— BEGIN DATA RECORDS —

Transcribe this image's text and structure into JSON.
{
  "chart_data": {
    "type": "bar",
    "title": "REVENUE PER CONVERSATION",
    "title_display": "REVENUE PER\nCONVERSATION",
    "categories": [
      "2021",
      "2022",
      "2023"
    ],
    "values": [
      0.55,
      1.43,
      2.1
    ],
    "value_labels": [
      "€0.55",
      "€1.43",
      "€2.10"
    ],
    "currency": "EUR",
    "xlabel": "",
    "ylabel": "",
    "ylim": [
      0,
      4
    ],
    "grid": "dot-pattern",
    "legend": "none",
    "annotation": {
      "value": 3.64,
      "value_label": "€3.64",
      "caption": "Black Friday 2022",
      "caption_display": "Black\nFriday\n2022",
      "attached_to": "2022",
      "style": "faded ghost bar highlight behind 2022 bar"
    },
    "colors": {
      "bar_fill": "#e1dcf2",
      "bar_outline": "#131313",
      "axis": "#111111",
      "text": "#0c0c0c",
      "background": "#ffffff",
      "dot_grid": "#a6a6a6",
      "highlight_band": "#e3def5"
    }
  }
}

— END DATA RECORDS —

TASK PROMPT:
From the data above, show each line that contains "text".

RESPONSE FOR THIS EXERCISE:
Transcribe this image's text and structure into JSON.
      "text": "#0c0c0c",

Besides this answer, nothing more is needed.